■ Problem: Each line below that contains "Zhen" counts once; report the total and nothing more.

Extracted data entries
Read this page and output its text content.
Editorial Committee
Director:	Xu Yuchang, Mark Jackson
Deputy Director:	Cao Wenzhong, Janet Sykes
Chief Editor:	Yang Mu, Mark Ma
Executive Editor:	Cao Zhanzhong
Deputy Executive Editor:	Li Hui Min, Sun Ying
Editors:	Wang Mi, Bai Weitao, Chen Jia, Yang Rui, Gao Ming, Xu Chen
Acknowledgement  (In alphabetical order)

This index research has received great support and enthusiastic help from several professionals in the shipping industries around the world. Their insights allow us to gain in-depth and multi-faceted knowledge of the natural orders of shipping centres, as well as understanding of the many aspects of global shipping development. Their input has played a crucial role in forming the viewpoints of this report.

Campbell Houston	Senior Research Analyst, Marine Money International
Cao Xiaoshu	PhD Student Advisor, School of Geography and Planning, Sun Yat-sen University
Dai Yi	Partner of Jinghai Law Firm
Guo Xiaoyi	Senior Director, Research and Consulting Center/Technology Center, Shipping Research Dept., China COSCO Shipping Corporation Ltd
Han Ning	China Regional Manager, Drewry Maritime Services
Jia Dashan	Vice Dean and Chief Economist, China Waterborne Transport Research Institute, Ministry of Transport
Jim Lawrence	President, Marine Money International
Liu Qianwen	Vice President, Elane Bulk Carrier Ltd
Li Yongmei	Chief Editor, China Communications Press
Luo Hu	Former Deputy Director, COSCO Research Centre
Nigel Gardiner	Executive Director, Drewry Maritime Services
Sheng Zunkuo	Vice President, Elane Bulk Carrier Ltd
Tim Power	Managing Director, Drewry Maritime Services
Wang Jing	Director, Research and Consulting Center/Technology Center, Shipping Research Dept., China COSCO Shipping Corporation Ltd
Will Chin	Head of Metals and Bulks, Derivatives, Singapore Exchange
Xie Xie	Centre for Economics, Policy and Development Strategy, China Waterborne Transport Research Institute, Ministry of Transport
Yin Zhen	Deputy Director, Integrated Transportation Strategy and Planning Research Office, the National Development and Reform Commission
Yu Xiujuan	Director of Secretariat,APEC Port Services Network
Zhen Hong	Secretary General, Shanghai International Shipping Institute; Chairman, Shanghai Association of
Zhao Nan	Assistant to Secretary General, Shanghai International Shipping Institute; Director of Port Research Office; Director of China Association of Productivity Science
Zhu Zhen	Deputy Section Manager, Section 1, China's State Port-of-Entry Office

■ Exercise output: 3